• WHAT TO DO: Find how many lines hold the word "Read" and give that number only.

• EXTRACTED RECORDS:
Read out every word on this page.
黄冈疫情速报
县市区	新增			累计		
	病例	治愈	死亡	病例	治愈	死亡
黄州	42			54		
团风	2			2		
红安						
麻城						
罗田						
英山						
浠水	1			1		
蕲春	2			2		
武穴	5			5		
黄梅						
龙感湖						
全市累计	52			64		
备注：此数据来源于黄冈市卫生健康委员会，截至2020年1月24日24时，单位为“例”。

...

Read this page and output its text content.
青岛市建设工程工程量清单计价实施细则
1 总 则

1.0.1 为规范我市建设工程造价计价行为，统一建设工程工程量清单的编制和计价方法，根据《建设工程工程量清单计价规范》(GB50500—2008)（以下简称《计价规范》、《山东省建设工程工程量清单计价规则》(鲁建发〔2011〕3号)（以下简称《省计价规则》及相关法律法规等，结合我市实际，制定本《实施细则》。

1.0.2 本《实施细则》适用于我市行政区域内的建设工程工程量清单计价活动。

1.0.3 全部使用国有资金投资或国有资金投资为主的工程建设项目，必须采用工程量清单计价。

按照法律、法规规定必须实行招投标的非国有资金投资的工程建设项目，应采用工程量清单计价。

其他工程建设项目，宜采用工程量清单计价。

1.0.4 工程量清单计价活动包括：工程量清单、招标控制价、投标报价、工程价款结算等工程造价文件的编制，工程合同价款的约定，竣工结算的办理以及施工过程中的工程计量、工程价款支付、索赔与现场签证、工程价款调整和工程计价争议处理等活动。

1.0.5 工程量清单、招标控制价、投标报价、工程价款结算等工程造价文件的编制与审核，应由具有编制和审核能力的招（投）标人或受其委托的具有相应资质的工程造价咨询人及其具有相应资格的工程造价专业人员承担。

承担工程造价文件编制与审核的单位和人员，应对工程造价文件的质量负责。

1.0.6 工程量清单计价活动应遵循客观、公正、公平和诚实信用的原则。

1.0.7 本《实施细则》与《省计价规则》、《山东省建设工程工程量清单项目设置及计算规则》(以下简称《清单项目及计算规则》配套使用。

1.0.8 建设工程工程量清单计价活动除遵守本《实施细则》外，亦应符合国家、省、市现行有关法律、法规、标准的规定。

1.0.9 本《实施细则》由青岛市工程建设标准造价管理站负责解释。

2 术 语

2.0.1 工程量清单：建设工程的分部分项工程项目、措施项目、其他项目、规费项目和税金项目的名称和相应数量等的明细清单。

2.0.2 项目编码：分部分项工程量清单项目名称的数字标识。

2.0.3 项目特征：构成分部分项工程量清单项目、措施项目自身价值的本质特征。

• REPLY: 2